— Given entries —

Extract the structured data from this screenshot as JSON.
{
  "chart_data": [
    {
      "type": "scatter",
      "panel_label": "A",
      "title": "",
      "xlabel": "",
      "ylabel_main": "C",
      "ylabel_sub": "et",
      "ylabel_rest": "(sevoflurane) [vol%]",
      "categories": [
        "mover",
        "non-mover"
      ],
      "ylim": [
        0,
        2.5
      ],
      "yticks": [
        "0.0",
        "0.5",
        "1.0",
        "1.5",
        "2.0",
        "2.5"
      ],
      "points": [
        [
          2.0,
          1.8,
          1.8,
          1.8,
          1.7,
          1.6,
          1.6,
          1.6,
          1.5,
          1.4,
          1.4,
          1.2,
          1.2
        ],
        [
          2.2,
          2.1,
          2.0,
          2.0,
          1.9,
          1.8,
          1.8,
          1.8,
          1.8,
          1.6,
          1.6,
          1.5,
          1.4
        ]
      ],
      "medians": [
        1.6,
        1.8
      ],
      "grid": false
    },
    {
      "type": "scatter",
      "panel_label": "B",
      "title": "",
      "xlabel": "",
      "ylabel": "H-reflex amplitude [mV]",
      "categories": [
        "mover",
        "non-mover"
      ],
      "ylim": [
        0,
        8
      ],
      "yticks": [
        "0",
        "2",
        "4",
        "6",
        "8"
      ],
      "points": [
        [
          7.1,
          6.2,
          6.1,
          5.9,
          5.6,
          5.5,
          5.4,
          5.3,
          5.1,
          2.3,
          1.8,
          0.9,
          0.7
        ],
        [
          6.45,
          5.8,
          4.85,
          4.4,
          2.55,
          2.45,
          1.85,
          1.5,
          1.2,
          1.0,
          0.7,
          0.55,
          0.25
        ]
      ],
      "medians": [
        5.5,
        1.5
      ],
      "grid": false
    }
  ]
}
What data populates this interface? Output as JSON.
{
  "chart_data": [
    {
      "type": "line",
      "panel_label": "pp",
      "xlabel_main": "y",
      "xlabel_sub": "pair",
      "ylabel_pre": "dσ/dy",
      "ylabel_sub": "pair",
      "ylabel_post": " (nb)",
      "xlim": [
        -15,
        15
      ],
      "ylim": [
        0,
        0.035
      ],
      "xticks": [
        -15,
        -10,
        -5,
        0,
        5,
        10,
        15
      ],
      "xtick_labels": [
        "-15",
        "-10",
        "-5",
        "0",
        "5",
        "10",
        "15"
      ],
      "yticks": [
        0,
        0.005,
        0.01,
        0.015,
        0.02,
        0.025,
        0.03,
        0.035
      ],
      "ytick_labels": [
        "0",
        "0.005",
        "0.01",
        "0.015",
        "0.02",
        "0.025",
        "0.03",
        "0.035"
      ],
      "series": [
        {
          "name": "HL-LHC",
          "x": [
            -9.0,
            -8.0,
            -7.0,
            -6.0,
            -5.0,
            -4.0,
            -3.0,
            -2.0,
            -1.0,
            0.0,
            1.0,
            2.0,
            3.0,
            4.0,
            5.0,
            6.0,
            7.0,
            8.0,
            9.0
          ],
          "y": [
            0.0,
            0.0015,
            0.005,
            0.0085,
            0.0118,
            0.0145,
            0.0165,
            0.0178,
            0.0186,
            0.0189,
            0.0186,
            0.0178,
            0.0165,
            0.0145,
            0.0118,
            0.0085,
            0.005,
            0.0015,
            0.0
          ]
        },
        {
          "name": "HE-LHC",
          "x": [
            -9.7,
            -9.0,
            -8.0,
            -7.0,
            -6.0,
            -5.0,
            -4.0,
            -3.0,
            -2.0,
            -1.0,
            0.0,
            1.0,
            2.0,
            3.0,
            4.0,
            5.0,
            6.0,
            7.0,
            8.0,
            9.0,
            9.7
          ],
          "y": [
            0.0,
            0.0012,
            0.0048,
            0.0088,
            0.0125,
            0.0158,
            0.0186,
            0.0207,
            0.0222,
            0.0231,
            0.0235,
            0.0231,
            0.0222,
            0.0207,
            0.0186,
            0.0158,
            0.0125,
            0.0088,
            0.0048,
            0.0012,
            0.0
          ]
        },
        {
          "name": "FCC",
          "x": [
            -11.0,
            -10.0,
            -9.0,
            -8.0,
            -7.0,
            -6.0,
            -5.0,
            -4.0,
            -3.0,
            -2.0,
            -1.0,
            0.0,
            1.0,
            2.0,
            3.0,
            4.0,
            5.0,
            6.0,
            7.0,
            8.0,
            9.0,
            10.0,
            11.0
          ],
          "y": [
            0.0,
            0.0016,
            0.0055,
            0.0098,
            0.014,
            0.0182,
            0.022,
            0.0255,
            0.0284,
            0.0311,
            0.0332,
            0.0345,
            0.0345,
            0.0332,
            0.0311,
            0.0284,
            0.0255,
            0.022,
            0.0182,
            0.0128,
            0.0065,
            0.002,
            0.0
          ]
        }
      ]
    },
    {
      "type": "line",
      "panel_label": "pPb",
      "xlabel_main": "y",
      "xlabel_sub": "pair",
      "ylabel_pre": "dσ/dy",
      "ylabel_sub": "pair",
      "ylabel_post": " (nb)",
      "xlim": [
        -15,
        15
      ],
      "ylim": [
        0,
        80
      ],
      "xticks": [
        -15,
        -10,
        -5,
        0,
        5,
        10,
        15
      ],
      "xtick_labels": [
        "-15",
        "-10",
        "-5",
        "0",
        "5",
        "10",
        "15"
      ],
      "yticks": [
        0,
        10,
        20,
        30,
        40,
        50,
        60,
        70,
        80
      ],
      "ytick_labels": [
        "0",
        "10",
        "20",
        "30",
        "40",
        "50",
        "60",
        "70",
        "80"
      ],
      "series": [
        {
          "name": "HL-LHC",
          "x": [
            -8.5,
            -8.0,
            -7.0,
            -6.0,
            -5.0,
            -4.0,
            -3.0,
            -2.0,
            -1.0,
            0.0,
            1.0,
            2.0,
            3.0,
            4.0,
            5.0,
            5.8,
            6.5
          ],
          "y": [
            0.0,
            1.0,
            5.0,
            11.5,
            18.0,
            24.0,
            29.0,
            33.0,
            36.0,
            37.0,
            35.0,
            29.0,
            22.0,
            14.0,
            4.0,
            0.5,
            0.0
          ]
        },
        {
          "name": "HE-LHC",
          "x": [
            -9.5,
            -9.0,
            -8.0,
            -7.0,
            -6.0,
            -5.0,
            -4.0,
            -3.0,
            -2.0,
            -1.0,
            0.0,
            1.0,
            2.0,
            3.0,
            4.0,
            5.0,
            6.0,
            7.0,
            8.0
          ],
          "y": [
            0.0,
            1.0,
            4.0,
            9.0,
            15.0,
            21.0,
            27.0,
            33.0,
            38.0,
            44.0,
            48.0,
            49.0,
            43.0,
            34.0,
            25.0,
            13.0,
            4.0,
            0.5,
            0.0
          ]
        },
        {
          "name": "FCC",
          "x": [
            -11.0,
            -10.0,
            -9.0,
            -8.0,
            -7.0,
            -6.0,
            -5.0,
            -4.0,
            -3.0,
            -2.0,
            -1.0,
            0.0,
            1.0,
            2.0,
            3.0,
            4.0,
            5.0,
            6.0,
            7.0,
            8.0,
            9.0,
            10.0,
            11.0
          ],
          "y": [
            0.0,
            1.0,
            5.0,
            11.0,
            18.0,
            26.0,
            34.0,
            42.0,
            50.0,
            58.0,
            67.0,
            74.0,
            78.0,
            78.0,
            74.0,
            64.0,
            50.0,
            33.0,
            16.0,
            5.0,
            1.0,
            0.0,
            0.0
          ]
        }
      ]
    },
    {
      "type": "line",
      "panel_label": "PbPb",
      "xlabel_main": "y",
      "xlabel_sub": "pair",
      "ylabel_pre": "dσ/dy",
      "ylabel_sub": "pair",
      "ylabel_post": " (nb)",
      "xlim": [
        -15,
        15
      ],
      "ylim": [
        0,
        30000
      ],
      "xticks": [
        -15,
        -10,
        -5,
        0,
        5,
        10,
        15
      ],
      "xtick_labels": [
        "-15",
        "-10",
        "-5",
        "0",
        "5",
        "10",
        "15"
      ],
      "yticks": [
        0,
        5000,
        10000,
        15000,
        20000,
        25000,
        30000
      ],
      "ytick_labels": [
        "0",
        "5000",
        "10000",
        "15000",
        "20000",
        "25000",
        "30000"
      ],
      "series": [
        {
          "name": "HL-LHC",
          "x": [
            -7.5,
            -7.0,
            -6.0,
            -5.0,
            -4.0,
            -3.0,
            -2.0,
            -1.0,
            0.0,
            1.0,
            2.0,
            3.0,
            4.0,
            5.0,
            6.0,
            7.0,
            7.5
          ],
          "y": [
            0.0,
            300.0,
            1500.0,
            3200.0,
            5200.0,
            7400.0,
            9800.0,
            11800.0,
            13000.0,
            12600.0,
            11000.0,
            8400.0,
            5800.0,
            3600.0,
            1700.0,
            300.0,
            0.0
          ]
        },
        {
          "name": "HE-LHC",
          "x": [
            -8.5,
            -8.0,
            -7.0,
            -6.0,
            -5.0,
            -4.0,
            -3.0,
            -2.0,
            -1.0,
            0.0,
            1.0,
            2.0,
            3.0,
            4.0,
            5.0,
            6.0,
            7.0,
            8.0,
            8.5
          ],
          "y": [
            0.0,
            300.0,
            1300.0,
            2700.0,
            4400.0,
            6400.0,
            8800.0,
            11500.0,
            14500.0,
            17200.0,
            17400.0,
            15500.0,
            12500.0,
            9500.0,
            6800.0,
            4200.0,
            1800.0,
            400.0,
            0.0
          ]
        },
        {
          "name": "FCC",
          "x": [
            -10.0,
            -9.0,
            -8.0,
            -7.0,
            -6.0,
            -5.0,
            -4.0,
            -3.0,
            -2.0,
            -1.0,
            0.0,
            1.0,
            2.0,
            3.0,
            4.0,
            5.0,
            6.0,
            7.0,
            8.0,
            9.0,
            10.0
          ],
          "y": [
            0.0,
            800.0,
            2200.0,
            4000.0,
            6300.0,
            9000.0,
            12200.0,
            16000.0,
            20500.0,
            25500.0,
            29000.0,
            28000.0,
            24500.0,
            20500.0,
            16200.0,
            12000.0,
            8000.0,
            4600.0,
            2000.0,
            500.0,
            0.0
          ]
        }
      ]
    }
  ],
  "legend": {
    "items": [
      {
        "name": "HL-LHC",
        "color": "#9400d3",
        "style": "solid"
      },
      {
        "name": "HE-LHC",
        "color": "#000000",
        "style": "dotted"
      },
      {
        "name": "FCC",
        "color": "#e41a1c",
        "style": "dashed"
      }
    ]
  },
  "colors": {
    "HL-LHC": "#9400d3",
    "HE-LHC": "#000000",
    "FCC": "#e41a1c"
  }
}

— Required work —
Scan the material above and determine how many lines include the word "JSON"; report only the number.

— Task output —
2